**What the exercise asks**
Print the listing as it stands, omitting all images.

**Listed records**
------------------------------------------------------------

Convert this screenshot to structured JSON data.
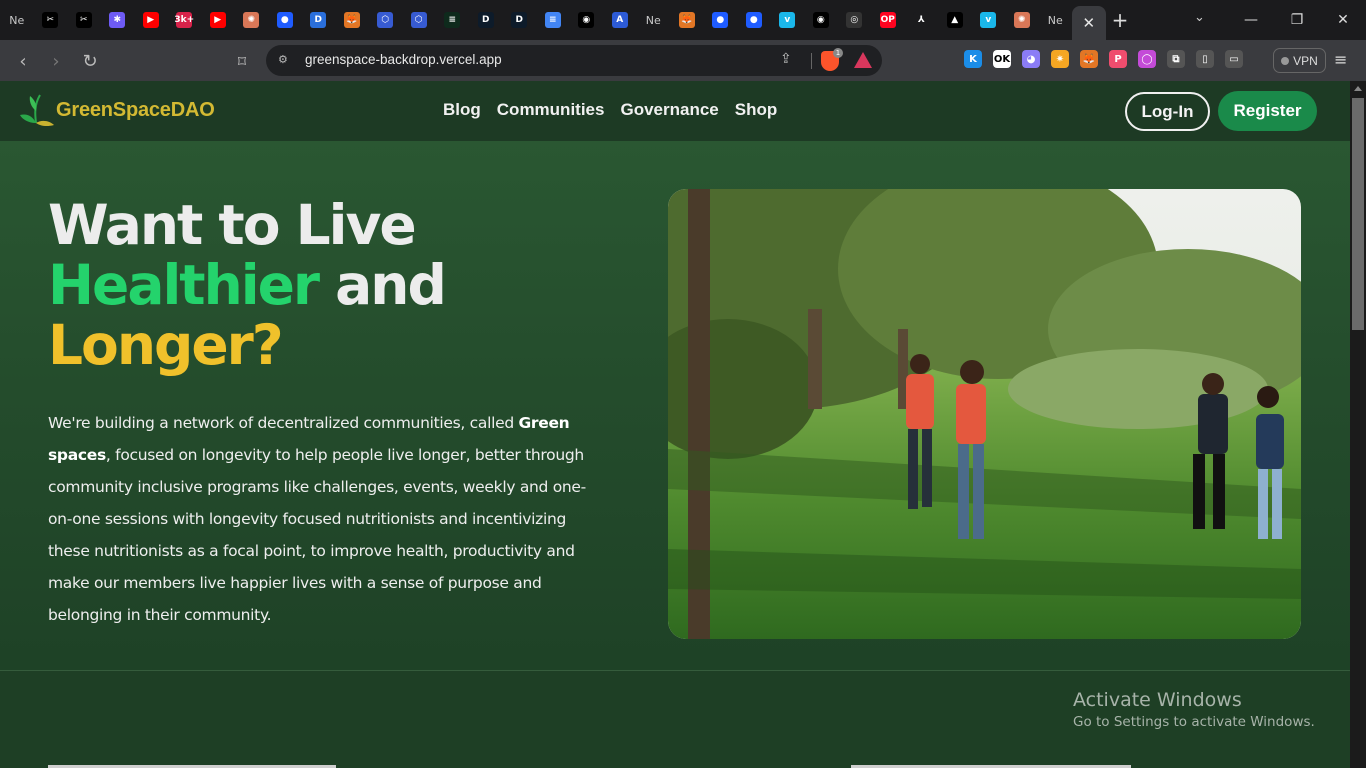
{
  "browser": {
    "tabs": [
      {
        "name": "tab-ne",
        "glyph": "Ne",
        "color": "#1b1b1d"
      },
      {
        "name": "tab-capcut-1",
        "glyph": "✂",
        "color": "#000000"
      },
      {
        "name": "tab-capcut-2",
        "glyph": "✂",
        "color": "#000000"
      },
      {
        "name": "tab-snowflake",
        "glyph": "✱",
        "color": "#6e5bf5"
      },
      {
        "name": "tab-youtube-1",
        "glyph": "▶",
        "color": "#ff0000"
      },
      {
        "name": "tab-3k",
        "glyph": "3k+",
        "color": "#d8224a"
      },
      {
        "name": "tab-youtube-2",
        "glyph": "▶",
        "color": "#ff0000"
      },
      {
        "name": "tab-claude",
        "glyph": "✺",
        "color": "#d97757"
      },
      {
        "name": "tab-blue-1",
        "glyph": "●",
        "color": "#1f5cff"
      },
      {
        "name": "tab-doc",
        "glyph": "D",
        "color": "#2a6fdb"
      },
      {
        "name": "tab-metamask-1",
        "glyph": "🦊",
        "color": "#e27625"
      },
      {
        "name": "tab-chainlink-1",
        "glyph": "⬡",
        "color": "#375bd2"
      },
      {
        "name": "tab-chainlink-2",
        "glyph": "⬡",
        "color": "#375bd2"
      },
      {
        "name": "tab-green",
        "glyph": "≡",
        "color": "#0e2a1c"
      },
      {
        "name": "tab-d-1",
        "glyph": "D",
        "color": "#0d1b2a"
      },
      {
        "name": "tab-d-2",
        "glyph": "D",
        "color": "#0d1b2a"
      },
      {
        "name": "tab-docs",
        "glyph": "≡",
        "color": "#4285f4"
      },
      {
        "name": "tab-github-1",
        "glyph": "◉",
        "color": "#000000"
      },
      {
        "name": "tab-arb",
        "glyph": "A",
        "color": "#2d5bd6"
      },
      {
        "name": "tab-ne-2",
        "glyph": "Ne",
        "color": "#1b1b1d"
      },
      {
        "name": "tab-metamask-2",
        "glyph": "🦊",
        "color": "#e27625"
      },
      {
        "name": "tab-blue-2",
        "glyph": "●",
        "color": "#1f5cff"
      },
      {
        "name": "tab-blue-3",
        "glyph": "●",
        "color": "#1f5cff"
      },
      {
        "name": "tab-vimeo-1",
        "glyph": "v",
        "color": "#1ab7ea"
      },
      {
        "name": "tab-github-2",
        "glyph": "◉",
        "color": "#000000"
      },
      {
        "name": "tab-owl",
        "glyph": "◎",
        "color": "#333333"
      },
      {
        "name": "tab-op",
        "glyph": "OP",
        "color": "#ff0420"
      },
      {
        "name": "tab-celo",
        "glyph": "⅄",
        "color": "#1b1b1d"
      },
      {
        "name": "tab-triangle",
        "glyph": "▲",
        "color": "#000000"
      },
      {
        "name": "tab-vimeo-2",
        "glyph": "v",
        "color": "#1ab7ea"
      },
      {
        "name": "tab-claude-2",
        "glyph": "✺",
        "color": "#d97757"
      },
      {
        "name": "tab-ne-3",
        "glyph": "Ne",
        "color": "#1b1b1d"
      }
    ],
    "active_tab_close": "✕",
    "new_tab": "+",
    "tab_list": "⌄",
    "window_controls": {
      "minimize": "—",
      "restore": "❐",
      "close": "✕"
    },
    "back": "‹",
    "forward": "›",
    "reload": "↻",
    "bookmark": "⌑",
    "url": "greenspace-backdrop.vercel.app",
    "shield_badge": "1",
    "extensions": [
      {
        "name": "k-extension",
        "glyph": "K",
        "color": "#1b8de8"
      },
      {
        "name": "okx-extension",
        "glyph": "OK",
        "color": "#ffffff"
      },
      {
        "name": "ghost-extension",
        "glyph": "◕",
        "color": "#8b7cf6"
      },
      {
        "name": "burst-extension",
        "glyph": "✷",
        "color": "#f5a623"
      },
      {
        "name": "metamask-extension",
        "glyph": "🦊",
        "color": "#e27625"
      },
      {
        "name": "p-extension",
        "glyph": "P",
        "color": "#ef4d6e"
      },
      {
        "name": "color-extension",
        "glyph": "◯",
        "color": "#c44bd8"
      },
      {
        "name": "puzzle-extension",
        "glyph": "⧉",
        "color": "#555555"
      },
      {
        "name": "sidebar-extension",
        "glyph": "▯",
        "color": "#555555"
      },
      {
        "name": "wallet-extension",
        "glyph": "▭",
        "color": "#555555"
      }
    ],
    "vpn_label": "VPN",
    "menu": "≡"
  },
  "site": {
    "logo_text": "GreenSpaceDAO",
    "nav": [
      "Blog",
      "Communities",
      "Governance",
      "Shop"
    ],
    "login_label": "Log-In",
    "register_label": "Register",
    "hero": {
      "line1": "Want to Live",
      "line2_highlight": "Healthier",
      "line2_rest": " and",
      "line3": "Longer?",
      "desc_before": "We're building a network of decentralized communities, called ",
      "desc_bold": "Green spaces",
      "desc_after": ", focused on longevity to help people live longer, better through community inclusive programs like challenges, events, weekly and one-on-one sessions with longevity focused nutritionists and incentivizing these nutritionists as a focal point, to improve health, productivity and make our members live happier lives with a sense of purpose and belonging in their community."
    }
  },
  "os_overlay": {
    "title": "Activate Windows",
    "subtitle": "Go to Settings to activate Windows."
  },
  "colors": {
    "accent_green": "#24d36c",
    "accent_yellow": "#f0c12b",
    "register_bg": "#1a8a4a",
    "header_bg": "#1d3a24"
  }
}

------------------------------------------------------------

**Full solution**
Convert this screenshot to structured JSON data.
{
  "browser": {
    "tabs": [
      {
        "name": "tab-ne",
        "glyph": "Ne",
        "color": "#1b1b1d"
      },
      {
        "name": "tab-capcut-1",
        "glyph": "✂",
        "color": "#000000"
      },
      {
        "name": "tab-capcut-2",
        "glyph": "✂",
        "color": "#000000"
      },
      {
        "name": "tab-snowflake",
        "glyph": "✱",
        "color": "#6e5bf5"
      },
      {
        "name": "tab-youtube-1",
        "glyph": "▶",
        "color": "#ff0000"
      },
      {
        "name": "tab-3k",
        "glyph": "3k+",
        "color": "#d8224a"
      },
      {
        "name": "tab-youtube-2",
        "glyph": "▶",
        "color": "#ff0000"
      },
      {
        "name": "tab-claude",
        "glyph": "✺",
        "color": "#d97757"
      },
      {
        "name": "tab-blue-1",
        "glyph": "●",
        "color": "#1f5cff"
      },
      {
        "name": "tab-doc",
        "glyph": "D",
        "color": "#2a6fdb"
      },
      {
        "name": "tab-metamask-1",
        "glyph": "🦊",
        "color": "#e27625"
      },
      {
        "name": "tab-chainlink-1",
        "glyph": "⬡",
        "color": "#375bd2"
      },
      {
        "name": "tab-chainlink-2",
        "glyph": "⬡",
        "color": "#375bd2"
      },
      {
        "name": "tab-green",
        "glyph": "≡",
        "color": "#0e2a1c"
      },
      {
        "name": "tab-d-1",
        "glyph": "D",
        "color": "#0d1b2a"
      },
      {
        "name": "tab-d-2",
        "glyph": "D",
        "color": "#0d1b2a"
      },
      {
        "name": "tab-docs",
        "glyph": "≡",
        "color": "#4285f4"
      },
      {
        "name": "tab-github-1",
        "glyph": "◉",
        "color": "#000000"
      },
      {
        "name": "tab-arb",
        "glyph": "A",
        "color": "#2d5bd6"
      },
      {
        "name": "tab-ne-2",
        "glyph": "Ne",
        "color": "#1b1b1d"
      },
      {
        "name": "tab-metamask-2",
        "glyph": "🦊",
        "color": "#e27625"
      },
      {
        "name": "tab-blue-2",
        "glyph": "●",
        "color": "#1f5cff"
      },
      {
        "name": "tab-blue-3",
        "glyph": "●",
        "color": "#1f5cff"
      },
      {
        "name": "tab-vimeo-1",
        "glyph": "v",
        "color": "#1ab7ea"
      },
      {
        "name": "tab-github-2",
        "glyph": "◉",
        "color": "#000000"
      },
      {
        "name": "tab-owl",
        "glyph": "◎",
        "color": "#333333"
      },
      {
        "name": "tab-op",
        "glyph": "OP",
        "color": "#ff0420"
      },
      {
        "name": "tab-celo",
        "glyph": "⅄",
        "color": "#1b1b1d"
      },
      {
        "name": "tab-triangle",
        "glyph": "▲",
        "color": "#000000"
      },
      {
        "name": "tab-vimeo-2",
        "glyph": "v",
        "color": "#1ab7ea"
      },
      {
        "name": "tab-claude-2",
        "glyph": "✺",
        "color": "#d97757"
      },
      {
        "name": "tab-ne-3",
        "glyph": "Ne",
        "color": "#1b1b1d"
      }
    ],
    "active_tab_close": "✕",
    "new_tab": "+",
    "tab_list": "⌄",
    "window_controls": {
      "minimize": "—",
      "restore": "❐",
      "close": "✕"
    },
    "back": "‹",
    "forward": "›",
    "reload": "↻",
    "bookmark": "⌑",
    "url": "greenspace-backdrop.vercel.app",
    "shield_badge": "1",
    "extensions": [
      {
        "name": "k-extension",
        "glyph": "K",
        "color": "#1b8de8"
      },
      {
        "name": "okx-extension",
        "glyph": "OK",
        "color": "#ffffff"
      },
      {
        "name": "ghost-extension",
        "glyph": "◕",
        "color": "#8b7cf6"
      },
      {
        "name": "burst-extension",
        "glyph": "✷",
        "color": "#f5a623"
      },
      {
        "name": "metamask-extension",
        "glyph": "🦊",
        "color": "#e27625"
      },
      {
        "name": "p-extension",
        "glyph": "P",
        "color": "#ef4d6e"
      },
      {
        "name": "color-extension",
        "glyph": "◯",
        "color": "#c44bd8"
      },
      {
        "name": "puzzle-extension",
        "glyph": "⧉",
        "color": "#555555"
      },
      {
        "name": "sidebar-extension",
        "glyph": "▯",
        "color": "#555555"
      },
      {
        "name": "wallet-extension",
        "glyph": "▭",
        "color": "#555555"
      }
    ],
    "vpn_label": "VPN",
    "menu": "≡"
  },
  "site": {
    "logo_text": "GreenSpaceDAO",
    "nav": [
      "Blog",
      "Communities",
      "Governance",
      "Shop"
    ],
    "login_label": "Log-In",
    "register_label": "Register",
    "hero": {
      "line1": "Want to Live",
      "line2_highlight": "Healthier",
      "line2_rest": " and",
      "line3": "Longer?",
      "desc_before": "We're building a network of decentralized communities, called ",
      "desc_bold": "Green spaces",
      "desc_after": ", focused on longevity to help people live longer, better through community inclusive programs like challenges, events, weekly and one-on-one sessions with longevity focused nutritionists and incentivizing these nutritionists as a focal point, to improve health, productivity and make our members live happier lives with a sense of purpose and belonging in their community."
    }
  },
  "os_overlay": {
    "title": "Activate Windows",
    "subtitle": "Go to Settings to activate Windows."
  },
  "colors": {
    "accent_green": "#24d36c",
    "accent_yellow": "#f0c12b",
    "register_bg": "#1a8a4a",
    "header_bg": "#1d3a24"
  }
}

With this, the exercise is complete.